◆ Stored records
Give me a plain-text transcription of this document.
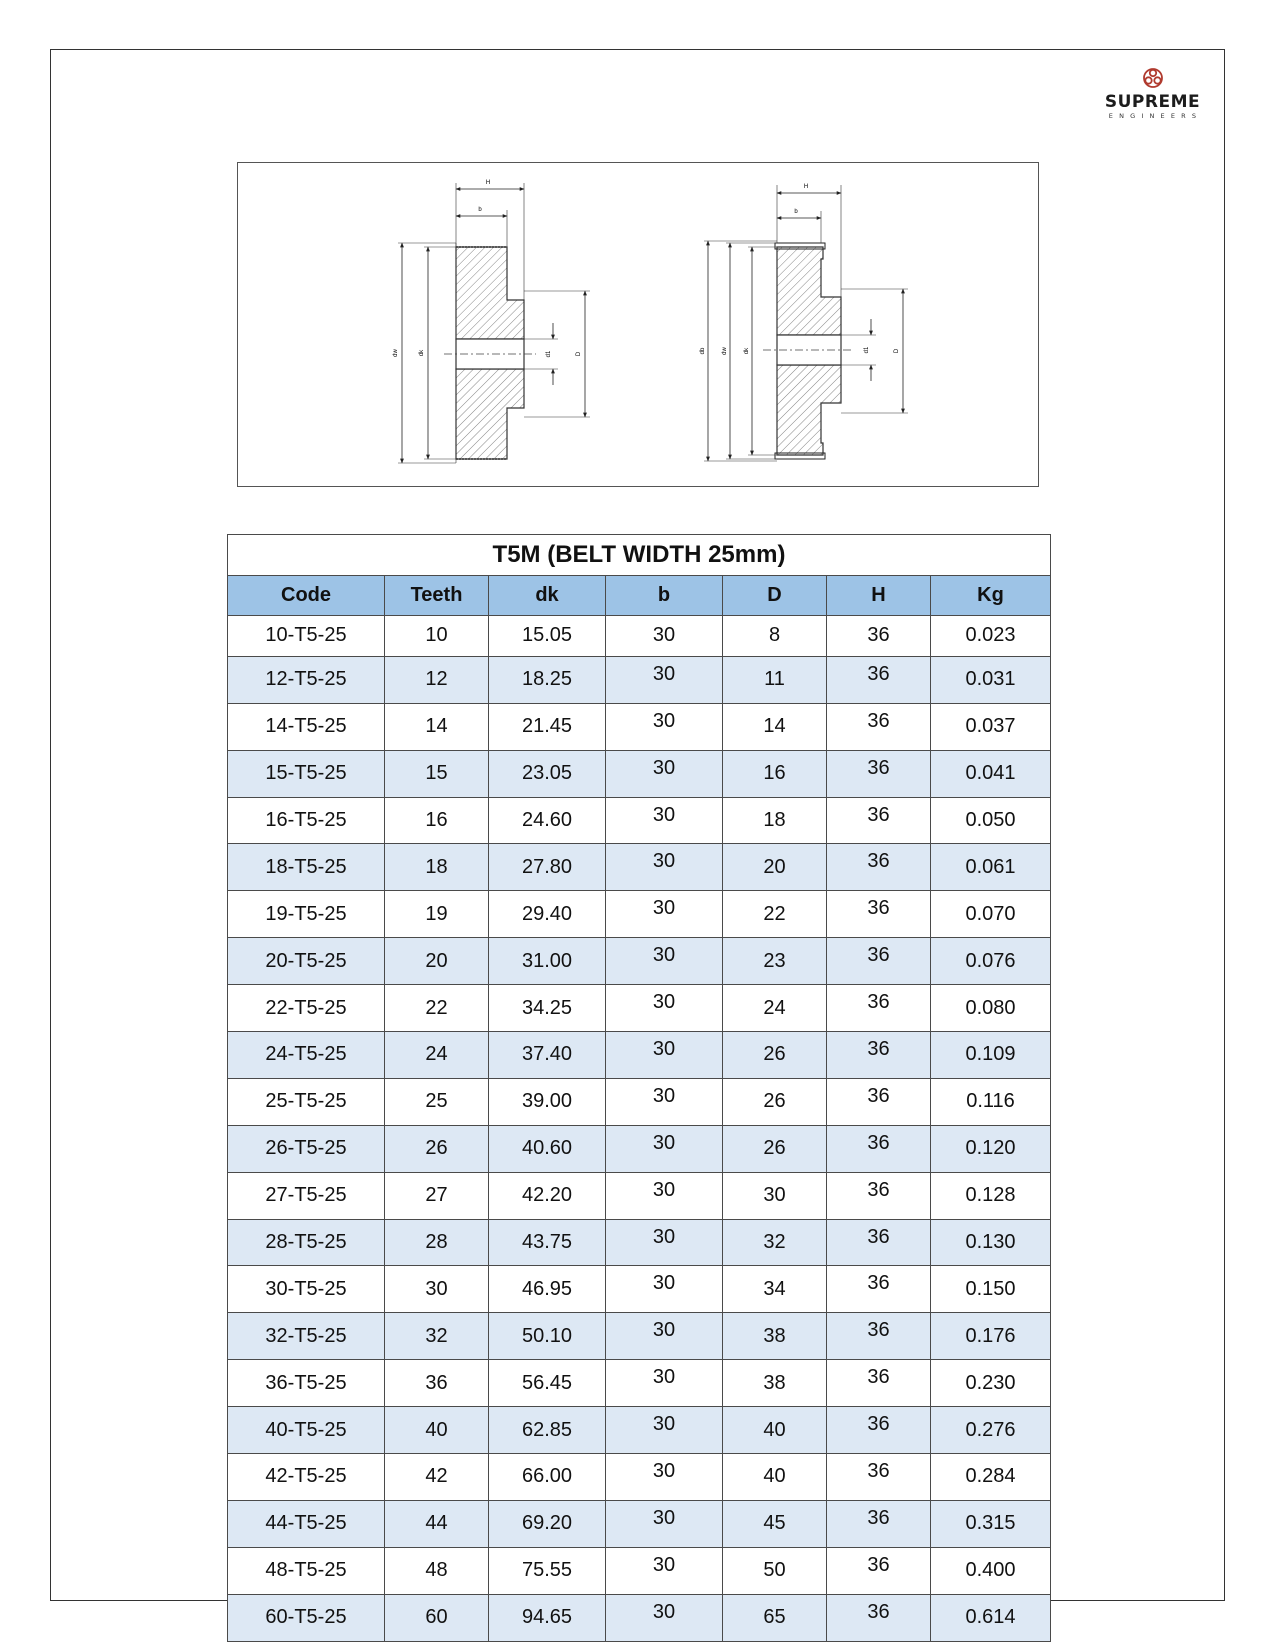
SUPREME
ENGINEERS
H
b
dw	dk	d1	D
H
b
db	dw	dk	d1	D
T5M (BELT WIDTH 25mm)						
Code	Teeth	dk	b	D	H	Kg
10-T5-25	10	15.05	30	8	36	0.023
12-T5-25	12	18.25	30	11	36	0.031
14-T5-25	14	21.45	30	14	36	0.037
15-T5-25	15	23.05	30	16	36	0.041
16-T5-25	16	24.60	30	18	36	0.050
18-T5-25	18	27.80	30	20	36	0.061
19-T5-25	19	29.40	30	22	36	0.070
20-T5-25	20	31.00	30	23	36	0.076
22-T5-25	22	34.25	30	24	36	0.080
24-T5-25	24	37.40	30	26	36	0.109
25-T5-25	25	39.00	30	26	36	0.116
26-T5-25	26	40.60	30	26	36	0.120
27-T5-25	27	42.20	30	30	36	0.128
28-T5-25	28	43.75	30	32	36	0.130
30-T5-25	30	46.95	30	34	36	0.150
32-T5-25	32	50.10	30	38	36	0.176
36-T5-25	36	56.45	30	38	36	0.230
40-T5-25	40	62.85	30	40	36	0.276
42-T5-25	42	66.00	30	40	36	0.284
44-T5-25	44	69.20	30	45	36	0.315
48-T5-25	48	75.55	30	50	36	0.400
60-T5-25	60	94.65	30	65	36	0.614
...
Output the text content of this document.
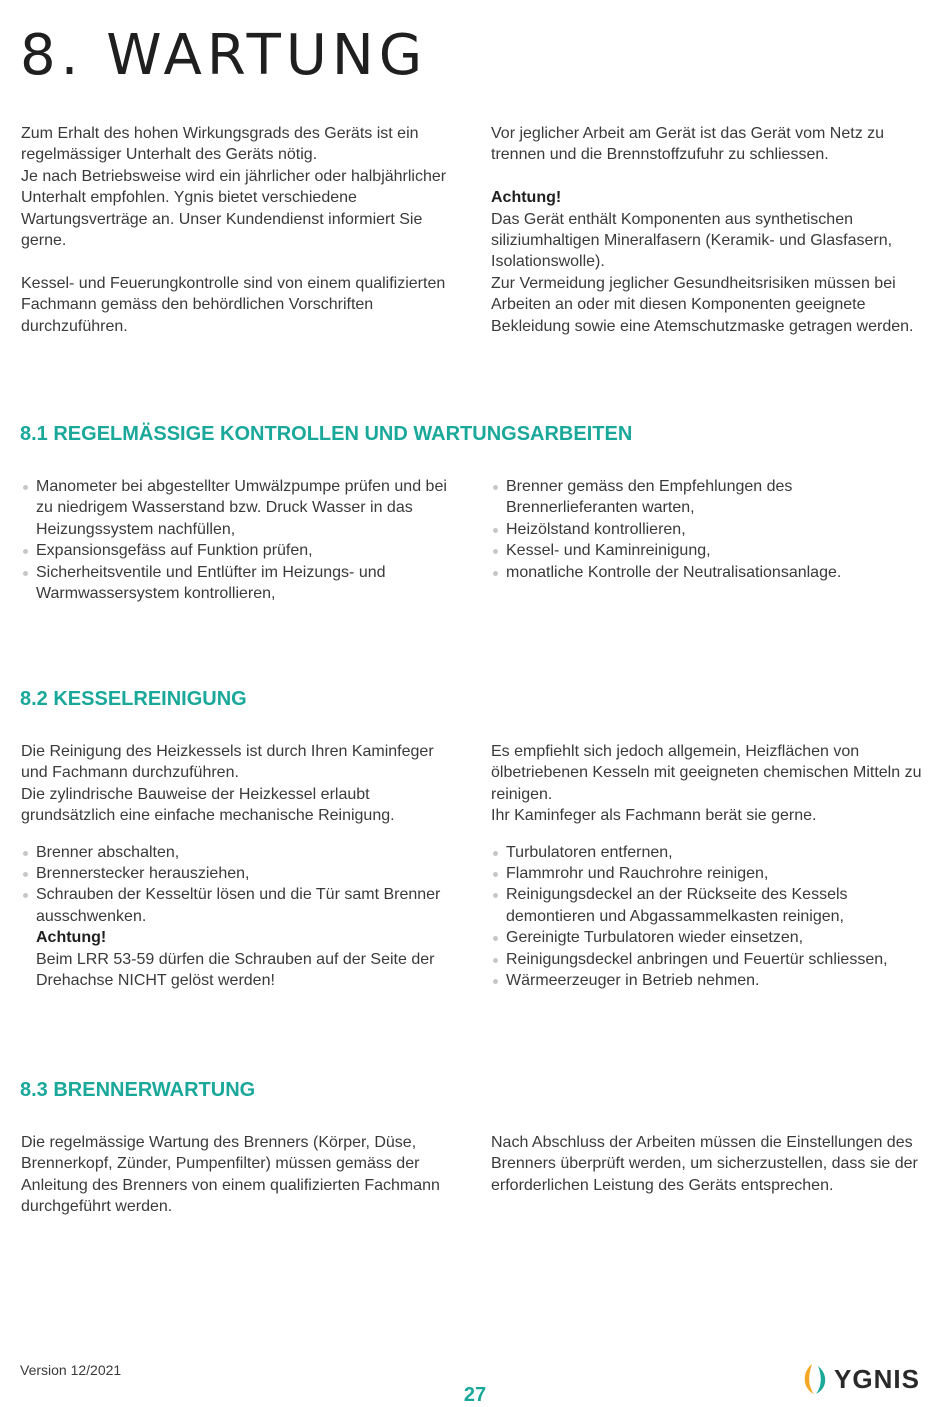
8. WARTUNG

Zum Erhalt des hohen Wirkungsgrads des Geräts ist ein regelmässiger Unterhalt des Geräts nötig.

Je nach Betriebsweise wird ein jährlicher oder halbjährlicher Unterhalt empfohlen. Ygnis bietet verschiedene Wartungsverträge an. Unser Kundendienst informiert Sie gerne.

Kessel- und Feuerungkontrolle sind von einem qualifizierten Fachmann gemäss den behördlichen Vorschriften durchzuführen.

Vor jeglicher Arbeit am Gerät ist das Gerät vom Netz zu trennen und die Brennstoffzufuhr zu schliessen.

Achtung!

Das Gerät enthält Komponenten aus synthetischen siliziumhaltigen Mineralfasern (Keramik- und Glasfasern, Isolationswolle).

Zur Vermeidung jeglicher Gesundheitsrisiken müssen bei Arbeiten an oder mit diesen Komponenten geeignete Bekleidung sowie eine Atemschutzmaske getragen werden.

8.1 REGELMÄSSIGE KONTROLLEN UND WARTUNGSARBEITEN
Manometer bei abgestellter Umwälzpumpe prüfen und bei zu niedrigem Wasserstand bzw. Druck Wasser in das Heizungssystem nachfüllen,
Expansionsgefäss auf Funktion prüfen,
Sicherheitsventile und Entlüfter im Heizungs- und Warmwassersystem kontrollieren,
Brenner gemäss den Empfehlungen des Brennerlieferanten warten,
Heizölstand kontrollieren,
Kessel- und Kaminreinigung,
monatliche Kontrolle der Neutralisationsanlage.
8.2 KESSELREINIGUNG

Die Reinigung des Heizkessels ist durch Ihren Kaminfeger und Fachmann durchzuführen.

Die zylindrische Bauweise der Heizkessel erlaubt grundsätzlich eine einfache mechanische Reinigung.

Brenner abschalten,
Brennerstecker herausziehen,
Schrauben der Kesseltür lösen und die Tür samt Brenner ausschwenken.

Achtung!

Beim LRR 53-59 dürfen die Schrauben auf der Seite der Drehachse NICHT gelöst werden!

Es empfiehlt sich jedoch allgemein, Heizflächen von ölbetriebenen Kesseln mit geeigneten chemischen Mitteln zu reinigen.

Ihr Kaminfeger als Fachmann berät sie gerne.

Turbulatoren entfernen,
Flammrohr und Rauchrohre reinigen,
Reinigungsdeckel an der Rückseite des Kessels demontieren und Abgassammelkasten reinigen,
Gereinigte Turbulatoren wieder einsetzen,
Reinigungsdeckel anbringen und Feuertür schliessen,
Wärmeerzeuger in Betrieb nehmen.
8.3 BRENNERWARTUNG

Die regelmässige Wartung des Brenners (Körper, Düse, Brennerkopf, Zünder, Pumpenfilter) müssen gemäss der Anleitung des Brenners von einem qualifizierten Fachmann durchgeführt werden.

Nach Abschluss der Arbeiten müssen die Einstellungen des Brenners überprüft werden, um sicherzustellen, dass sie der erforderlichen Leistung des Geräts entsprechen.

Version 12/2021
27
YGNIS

◆ Work to complete
Give the number of lines above that hold the word "Komponenten", and nothing more.

◆ Problem solution
2